_Source data_
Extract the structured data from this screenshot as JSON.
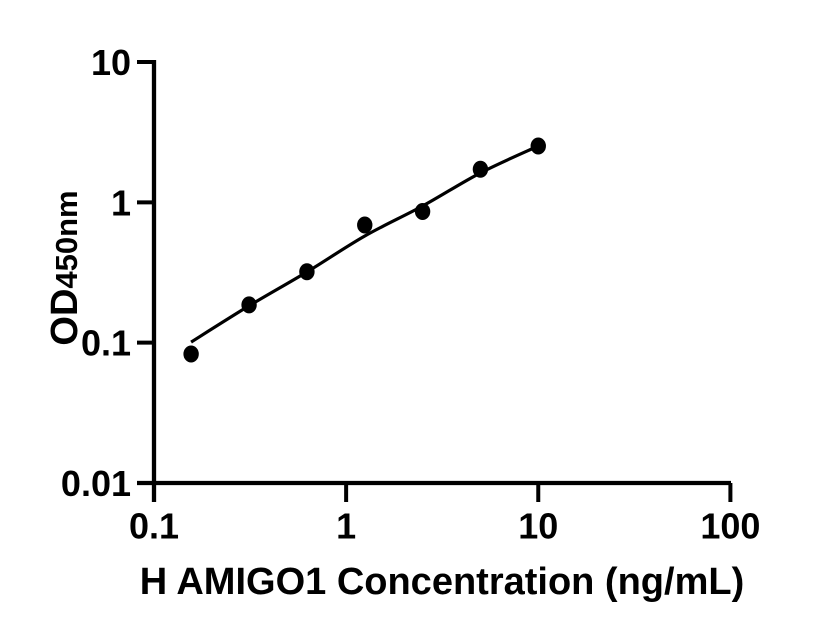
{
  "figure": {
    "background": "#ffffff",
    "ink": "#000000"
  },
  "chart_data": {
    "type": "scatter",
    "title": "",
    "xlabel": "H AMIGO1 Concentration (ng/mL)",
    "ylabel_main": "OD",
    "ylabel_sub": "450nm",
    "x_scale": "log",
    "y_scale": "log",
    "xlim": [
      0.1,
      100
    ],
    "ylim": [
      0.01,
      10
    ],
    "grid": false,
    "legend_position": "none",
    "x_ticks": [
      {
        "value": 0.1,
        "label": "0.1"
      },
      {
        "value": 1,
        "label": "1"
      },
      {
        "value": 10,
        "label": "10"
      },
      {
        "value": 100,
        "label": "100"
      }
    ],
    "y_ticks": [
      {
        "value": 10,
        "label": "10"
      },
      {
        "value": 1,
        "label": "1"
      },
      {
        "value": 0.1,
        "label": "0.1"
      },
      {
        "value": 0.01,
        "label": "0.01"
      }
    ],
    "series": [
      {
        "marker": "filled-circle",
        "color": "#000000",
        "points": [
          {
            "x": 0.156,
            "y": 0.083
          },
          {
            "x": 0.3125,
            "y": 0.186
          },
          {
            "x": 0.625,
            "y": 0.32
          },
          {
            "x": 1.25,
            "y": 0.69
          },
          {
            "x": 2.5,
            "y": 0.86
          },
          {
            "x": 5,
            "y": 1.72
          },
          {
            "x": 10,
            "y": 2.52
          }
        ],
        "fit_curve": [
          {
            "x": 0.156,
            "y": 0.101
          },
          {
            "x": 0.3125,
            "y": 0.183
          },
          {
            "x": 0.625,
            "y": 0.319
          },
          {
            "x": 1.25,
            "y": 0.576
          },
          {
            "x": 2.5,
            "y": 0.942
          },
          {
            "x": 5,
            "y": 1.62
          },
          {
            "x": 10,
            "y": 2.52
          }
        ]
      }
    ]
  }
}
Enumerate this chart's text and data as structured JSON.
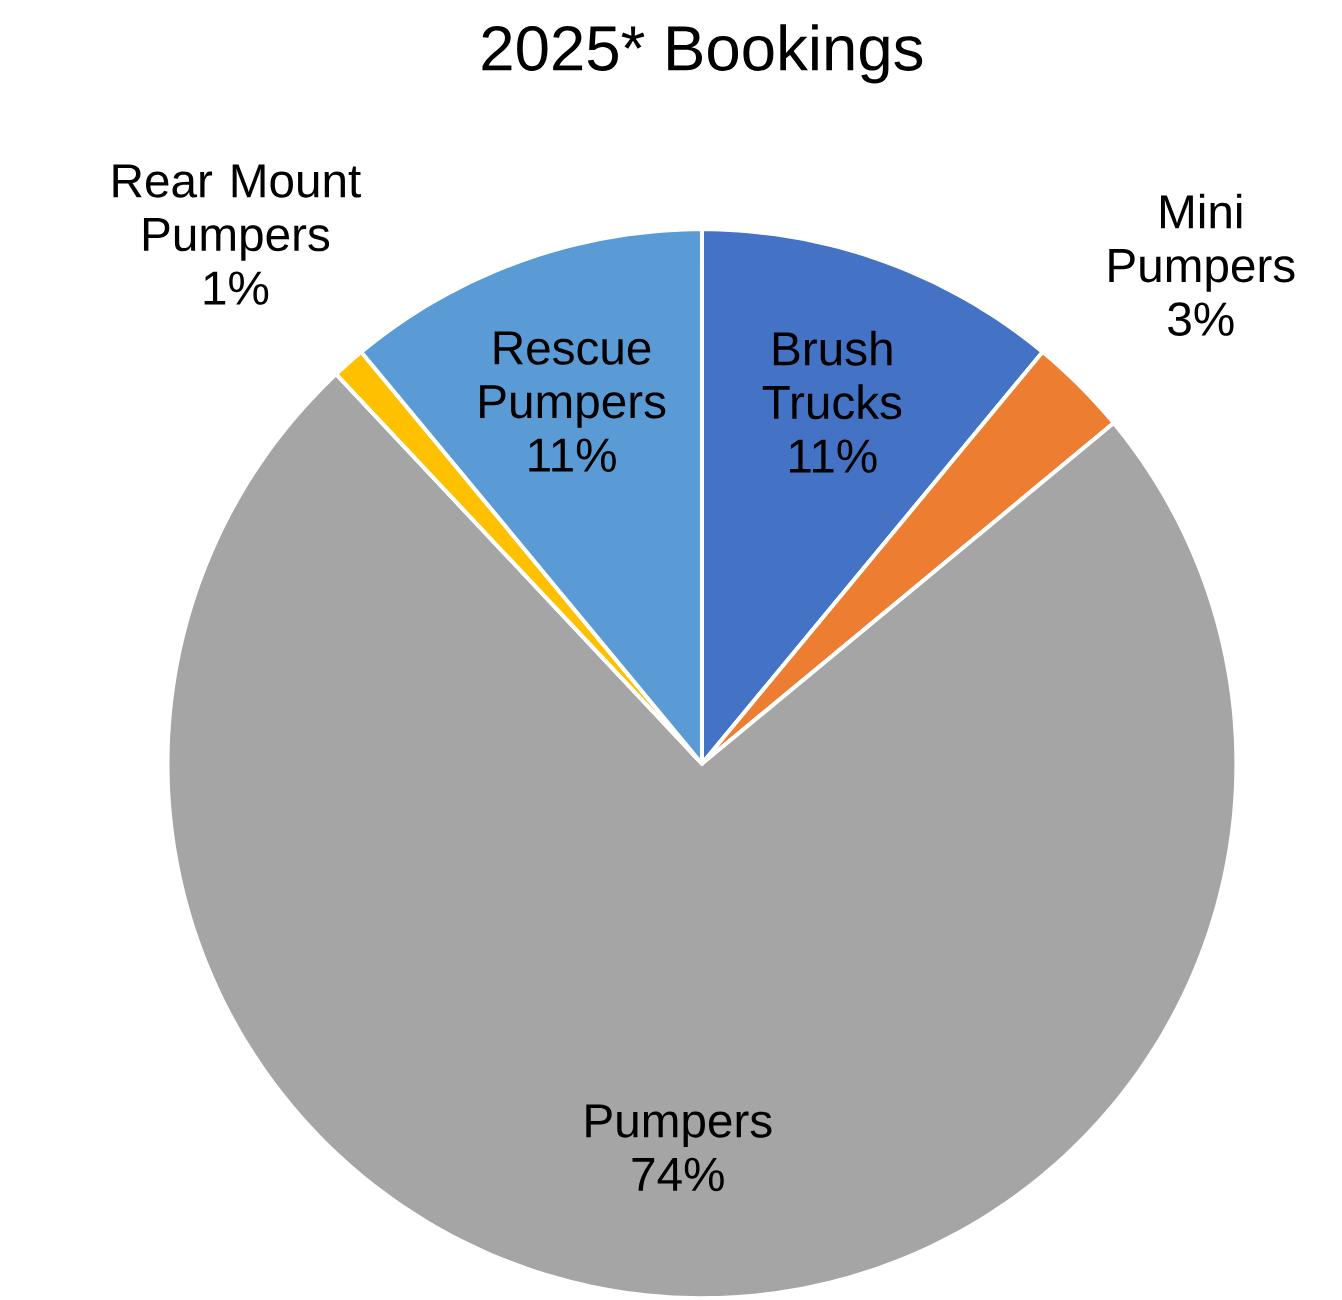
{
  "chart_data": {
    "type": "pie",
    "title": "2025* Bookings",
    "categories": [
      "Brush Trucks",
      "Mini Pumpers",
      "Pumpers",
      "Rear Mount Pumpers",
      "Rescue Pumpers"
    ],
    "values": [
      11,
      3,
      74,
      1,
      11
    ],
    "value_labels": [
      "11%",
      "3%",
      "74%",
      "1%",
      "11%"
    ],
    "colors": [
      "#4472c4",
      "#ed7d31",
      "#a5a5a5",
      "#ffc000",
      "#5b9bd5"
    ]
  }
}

_Exercise objective_
Transcribe all the records above word for word, without their images.

_Solved exercise_
Extract the structured data from this screenshot as JSON.
{
  "figure": {
    "background": "#ffffff",
    "ink": "#000000"
  },
  "chart_data": {
    "type": "scatter",
    "title": "",
    "xlabel": "H AMIGO1 Concentration (ng/mL)",
    "ylabel_main": "OD",
    "ylabel_sub": "450nm",
    "x_scale": "log",
    "y_scale": "log",
    "xlim": [
      0.1,
      100
    ],
    "ylim": [
      0.01,
      10
    ],
    "grid": false,
    "legend_position": "none",
    "x_ticks": [
      {
        "value": 0.1,
        "label": "0.1"
      },
      {
        "value": 1,
        "label": "1"
      },
      {
        "value": 10,
        "label": "10"
      },
      {
        "value": 100,
        "label": "100"
      }
    ],
    "y_ticks": [
      {
        "value": 10,
        "label": "10"
      },
      {
        "value": 1,
        "label": "1"
      },
      {
        "value": 0.1,
        "label": "0.1"
      },
      {
        "value": 0.01,
        "label": "0.01"
      }
    ],
    "series": [
      {
        "marker": "filled-circle",
        "color": "#000000",
        "points": [
          {
            "x": 0.156,
            "y": 0.083
          },
          {
            "x": 0.3125,
            "y": 0.186
          },
          {
            "x": 0.625,
            "y": 0.32
          },
          {
            "x": 1.25,
            "y": 0.69
          },
          {
            "x": 2.5,
            "y": 0.86
          },
          {
            "x": 5,
            "y": 1.72
          },
          {
            "x": 10,
            "y": 2.52
          }
        ],
        "fit_curve": [
          {
            "x": 0.156,
            "y": 0.101
          },
          {
            "x": 0.3125,
            "y": 0.183
          },
          {
            "x": 0.625,
            "y": 0.319
          },
          {
            "x": 1.25,
            "y": 0.576
          },
          {
            "x": 2.5,
            "y": 0.942
          },
          {
            "x": 5,
            "y": 1.62
          },
          {
            "x": 10,
            "y": 2.52
          }
        ]
      }
    ]
  }
}
Enumerate this chart's text and data as structured JSON.
{
  "chart_data": {
    "type": "pie",
    "title": "2025* Bookings",
    "categories": [
      "Brush Trucks",
      "Mini Pumpers",
      "Pumpers",
      "Rear Mount Pumpers",
      "Rescue Pumpers"
    ],
    "values": [
      11,
      3,
      74,
      1,
      11
    ],
    "value_labels": [
      "11%",
      "3%",
      "74%",
      "1%",
      "11%"
    ],
    "colors": [
      "#4472c4",
      "#ed7d31",
      "#a5a5a5",
      "#ffc000",
      "#5b9bd5"
    ]
  }
}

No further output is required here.